Records:
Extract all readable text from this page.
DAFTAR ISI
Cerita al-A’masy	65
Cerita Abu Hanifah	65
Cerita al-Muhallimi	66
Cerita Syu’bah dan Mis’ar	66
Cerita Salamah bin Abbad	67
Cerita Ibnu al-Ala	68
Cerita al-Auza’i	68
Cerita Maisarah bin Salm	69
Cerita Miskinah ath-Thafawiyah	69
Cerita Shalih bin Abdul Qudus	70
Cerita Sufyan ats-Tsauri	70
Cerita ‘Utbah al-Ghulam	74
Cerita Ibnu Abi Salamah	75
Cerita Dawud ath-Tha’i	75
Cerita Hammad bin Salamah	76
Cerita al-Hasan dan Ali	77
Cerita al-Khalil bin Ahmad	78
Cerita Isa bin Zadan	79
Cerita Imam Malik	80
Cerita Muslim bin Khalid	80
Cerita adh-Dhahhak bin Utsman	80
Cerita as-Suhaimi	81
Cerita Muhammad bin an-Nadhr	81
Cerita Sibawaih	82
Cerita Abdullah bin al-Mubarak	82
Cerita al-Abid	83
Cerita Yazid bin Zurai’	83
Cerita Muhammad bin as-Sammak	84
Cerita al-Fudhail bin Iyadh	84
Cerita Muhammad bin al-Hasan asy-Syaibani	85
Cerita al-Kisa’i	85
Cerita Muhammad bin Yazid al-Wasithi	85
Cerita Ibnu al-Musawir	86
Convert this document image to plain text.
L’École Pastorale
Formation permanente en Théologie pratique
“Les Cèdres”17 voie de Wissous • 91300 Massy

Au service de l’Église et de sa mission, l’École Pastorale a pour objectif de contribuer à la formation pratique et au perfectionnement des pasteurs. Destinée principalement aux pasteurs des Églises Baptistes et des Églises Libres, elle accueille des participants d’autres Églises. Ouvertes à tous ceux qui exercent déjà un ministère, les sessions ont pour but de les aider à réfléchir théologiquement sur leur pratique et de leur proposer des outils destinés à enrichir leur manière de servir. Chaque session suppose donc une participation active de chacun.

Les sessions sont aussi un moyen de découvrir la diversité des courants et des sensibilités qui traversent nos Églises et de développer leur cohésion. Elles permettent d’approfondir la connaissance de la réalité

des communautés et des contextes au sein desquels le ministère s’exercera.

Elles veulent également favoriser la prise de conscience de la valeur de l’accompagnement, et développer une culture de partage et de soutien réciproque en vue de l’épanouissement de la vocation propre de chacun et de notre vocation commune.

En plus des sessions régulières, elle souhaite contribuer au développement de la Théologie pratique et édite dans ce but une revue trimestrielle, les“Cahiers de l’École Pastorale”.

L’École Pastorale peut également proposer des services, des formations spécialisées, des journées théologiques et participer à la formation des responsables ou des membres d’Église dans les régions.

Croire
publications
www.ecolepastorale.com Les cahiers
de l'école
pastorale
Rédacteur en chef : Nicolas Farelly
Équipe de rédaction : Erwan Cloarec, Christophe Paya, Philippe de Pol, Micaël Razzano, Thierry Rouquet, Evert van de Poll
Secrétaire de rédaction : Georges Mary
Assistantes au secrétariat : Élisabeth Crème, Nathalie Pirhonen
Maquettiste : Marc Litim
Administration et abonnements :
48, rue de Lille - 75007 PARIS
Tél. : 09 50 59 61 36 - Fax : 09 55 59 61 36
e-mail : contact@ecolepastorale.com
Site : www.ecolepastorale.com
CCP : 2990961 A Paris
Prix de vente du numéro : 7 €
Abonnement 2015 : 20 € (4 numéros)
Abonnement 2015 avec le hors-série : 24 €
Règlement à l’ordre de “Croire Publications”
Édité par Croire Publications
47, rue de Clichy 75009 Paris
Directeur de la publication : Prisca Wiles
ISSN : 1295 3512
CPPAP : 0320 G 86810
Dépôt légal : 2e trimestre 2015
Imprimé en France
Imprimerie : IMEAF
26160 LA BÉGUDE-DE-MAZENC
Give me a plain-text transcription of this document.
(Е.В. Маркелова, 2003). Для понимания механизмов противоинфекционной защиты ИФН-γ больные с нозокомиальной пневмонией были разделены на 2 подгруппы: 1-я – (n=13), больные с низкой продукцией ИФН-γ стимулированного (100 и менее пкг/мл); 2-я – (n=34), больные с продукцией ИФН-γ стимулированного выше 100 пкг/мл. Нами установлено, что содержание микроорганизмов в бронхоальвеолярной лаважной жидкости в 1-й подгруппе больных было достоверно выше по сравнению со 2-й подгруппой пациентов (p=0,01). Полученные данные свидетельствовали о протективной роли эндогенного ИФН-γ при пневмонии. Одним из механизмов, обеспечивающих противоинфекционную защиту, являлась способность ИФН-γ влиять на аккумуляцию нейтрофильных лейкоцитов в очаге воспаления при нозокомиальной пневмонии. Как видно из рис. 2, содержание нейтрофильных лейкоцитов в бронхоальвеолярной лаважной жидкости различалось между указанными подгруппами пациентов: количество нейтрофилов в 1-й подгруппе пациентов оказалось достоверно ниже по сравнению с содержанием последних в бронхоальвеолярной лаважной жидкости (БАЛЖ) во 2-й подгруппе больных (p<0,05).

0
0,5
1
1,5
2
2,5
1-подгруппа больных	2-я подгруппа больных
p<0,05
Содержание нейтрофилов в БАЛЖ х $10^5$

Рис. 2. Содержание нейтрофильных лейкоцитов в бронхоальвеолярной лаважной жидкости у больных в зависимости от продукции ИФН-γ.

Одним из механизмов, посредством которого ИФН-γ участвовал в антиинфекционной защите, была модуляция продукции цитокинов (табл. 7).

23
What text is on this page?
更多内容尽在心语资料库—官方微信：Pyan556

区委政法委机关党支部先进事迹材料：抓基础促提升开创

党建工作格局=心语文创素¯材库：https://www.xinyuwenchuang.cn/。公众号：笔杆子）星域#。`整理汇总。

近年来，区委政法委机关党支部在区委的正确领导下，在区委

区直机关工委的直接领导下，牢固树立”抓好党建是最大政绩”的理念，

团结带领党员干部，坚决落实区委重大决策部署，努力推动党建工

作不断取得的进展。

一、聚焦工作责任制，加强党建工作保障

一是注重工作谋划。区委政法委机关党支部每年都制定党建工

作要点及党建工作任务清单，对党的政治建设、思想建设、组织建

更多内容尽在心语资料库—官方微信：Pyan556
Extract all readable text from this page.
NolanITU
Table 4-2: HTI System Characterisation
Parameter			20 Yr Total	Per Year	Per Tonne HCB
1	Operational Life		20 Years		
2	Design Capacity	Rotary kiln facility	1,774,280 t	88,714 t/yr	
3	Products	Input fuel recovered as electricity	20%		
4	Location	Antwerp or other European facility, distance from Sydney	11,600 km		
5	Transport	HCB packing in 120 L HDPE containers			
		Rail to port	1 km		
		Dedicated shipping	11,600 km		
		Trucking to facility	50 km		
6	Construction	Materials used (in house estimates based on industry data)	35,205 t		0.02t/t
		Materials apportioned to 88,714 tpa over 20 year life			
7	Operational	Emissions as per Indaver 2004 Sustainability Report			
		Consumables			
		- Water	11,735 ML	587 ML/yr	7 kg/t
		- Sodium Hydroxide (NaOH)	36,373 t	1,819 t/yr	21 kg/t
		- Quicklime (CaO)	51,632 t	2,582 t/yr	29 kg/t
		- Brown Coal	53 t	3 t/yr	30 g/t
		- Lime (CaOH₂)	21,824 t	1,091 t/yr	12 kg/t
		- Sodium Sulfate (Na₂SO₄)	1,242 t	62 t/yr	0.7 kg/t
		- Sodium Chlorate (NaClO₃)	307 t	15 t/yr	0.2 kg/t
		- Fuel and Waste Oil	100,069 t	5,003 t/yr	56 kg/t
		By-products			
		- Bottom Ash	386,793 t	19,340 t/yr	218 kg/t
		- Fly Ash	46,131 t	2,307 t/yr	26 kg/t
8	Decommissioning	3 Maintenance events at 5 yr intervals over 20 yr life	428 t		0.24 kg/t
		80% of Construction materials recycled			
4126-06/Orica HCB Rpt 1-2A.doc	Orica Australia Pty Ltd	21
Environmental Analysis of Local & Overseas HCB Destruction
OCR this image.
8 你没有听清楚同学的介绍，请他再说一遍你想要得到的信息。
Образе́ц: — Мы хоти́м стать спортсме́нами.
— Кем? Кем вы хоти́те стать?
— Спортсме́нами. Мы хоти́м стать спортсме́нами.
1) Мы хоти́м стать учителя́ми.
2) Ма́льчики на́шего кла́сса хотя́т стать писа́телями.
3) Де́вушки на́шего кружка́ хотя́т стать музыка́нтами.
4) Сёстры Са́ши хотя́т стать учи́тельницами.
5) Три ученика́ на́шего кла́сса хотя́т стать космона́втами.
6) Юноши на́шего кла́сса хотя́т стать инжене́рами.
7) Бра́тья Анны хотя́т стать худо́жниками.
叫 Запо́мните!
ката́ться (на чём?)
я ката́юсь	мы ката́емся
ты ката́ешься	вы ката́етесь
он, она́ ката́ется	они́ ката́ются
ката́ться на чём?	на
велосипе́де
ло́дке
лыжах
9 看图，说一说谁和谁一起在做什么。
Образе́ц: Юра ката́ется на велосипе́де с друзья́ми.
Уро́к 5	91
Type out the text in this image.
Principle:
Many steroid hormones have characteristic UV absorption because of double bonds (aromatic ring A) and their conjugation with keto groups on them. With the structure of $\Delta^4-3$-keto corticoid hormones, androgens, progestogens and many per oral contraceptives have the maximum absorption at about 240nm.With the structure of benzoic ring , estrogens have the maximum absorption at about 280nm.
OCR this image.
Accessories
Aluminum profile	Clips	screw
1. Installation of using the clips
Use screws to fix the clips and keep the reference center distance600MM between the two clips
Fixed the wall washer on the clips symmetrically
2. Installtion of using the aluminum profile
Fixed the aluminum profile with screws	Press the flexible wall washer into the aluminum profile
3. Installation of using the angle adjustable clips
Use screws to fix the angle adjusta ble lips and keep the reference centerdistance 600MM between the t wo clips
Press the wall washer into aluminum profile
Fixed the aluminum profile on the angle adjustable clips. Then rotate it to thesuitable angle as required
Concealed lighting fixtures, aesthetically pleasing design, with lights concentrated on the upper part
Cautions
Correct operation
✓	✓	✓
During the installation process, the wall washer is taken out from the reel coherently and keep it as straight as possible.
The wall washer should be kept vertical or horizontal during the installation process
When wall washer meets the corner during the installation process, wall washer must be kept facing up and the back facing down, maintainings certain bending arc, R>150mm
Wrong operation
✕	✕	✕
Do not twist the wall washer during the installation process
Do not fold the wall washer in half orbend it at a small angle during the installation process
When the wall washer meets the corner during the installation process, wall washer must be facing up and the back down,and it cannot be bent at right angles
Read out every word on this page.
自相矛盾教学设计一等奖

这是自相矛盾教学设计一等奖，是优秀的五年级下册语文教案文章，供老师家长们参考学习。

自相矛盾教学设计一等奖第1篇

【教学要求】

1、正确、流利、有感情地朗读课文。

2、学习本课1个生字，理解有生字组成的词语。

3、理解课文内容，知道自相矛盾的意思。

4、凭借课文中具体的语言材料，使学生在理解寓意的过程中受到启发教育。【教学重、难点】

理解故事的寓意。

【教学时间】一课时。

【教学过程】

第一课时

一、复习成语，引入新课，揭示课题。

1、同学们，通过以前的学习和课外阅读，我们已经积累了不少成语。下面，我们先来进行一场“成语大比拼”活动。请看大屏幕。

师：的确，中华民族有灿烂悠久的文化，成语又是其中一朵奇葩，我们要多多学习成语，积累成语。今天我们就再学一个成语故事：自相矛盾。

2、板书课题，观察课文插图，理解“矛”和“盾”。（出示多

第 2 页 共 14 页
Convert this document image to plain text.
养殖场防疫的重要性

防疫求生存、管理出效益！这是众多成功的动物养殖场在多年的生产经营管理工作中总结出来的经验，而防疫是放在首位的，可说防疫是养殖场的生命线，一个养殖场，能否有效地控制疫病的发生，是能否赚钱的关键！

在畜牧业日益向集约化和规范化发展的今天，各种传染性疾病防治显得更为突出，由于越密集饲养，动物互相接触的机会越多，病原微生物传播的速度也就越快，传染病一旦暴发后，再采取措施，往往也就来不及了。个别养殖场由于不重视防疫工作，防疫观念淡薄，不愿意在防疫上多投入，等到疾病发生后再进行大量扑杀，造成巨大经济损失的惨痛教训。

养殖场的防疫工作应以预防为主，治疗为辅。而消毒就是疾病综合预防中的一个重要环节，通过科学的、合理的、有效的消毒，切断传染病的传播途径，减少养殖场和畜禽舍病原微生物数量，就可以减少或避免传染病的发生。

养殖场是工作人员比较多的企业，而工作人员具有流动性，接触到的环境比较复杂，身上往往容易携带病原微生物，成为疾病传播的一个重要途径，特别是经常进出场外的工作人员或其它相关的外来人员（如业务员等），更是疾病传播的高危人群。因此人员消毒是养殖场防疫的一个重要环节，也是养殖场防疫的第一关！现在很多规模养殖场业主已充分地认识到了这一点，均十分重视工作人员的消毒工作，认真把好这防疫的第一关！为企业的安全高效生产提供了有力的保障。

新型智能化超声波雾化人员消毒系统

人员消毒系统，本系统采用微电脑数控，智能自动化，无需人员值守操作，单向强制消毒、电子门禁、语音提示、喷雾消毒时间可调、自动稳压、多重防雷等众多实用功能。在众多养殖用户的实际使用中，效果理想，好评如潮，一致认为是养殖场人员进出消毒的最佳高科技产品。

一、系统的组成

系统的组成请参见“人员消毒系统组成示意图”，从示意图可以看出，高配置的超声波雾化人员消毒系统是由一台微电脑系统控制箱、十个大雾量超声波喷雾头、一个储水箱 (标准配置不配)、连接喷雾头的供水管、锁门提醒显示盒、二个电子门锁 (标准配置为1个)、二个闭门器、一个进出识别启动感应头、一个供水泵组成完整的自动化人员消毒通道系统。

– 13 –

• _Task directions_:
Count every line above that holds the string "Salamah" and give the total, nothing more.

• _Full answer_:
3